Count the lines below that contain the word "hipotética". Give only the number.
━━━━
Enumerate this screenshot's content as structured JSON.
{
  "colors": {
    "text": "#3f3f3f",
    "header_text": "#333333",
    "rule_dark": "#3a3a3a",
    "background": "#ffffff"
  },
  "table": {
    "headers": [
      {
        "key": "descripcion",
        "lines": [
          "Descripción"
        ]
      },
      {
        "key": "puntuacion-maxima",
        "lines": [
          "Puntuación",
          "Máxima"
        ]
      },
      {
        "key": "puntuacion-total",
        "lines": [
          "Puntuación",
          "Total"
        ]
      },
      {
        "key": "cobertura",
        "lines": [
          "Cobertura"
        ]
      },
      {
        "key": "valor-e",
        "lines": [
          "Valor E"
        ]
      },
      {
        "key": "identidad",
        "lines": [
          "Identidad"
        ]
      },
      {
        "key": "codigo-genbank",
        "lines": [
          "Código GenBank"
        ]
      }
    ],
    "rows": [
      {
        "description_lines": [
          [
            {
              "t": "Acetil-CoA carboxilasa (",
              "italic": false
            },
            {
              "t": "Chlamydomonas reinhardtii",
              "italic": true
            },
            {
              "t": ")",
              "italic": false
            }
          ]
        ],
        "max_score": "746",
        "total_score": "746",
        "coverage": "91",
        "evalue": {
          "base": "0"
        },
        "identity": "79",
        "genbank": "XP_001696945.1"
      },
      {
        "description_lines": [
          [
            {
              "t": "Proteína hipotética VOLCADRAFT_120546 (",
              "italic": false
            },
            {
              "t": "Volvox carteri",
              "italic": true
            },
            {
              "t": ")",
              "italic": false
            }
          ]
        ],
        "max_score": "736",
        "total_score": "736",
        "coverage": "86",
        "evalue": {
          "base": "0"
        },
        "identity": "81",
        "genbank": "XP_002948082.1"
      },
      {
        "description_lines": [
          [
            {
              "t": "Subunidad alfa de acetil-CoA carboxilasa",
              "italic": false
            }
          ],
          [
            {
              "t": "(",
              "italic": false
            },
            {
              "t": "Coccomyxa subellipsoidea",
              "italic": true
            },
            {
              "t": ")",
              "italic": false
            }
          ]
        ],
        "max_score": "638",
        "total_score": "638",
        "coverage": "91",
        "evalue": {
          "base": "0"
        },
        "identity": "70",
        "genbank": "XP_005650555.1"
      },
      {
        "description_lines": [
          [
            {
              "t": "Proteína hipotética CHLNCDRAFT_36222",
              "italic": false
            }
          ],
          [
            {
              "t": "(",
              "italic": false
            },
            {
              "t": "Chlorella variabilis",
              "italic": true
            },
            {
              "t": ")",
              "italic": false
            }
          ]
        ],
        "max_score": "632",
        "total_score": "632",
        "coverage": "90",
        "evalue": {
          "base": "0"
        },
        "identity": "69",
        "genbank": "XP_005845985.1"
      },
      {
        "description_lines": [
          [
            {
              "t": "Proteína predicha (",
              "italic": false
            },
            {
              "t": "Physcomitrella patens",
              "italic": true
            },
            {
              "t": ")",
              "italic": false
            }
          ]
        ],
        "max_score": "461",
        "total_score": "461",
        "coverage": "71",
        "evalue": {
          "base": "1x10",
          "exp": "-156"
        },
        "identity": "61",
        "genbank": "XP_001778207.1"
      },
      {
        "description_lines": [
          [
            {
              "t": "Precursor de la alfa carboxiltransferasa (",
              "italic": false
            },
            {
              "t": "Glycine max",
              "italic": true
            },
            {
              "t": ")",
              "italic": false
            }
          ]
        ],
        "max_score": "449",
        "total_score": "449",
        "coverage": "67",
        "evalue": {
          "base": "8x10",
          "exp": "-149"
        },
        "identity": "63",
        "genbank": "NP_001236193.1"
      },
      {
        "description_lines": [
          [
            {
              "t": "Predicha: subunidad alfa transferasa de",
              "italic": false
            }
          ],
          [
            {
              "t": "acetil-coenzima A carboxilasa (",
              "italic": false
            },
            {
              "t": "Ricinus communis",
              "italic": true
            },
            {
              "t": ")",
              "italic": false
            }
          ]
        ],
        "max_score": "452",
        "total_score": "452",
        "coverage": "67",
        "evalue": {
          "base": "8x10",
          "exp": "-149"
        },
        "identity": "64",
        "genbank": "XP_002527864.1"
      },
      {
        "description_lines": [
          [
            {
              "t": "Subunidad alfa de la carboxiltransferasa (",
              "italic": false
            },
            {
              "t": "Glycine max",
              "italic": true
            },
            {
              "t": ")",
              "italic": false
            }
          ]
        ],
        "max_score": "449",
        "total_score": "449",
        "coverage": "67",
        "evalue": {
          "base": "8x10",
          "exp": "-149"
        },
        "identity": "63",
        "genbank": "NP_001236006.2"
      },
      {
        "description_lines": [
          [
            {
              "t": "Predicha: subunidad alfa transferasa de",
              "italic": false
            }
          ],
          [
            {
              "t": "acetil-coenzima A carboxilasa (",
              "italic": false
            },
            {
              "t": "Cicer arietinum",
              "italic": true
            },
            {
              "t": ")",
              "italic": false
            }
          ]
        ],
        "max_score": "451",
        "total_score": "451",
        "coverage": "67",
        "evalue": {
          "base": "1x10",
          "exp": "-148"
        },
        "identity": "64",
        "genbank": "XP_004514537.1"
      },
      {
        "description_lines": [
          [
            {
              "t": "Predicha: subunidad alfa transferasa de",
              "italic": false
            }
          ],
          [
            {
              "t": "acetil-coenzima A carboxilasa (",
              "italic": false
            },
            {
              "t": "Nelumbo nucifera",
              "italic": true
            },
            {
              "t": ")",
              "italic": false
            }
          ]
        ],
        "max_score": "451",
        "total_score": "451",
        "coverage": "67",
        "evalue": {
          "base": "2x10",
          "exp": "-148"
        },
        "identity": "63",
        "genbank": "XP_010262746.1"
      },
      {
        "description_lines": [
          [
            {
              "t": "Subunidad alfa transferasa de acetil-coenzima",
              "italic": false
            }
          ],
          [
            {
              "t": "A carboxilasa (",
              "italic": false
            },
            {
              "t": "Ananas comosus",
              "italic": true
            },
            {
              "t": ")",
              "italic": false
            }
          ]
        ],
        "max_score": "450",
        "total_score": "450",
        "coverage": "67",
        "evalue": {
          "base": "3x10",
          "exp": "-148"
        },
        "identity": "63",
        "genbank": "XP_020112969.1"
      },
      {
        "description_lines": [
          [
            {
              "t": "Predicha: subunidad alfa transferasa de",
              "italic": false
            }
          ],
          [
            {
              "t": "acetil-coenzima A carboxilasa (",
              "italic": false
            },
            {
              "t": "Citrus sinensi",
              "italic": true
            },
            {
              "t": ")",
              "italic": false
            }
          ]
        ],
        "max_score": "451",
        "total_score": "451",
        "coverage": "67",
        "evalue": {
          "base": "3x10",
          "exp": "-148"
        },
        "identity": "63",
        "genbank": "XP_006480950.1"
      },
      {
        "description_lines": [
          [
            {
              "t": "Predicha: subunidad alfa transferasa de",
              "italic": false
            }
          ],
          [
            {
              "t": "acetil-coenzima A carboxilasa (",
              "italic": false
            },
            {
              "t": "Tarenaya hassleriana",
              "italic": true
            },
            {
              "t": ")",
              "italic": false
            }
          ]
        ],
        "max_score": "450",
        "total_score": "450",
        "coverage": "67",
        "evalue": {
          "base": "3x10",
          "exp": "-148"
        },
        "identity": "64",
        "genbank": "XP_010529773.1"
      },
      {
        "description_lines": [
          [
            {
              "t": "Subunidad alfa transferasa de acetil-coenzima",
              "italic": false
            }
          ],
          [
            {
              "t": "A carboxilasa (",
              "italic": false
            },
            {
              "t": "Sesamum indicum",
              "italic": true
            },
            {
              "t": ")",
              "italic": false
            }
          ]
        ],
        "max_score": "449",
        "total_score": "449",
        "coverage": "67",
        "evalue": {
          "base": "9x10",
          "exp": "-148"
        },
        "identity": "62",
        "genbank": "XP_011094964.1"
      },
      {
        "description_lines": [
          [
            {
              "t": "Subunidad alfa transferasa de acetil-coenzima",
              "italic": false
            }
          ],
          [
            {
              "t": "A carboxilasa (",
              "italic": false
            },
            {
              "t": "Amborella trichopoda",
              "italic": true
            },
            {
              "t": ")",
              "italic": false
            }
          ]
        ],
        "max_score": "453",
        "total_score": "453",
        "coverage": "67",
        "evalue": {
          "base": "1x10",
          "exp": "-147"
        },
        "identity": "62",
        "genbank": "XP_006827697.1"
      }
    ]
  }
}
━━━━
> **Result below**
2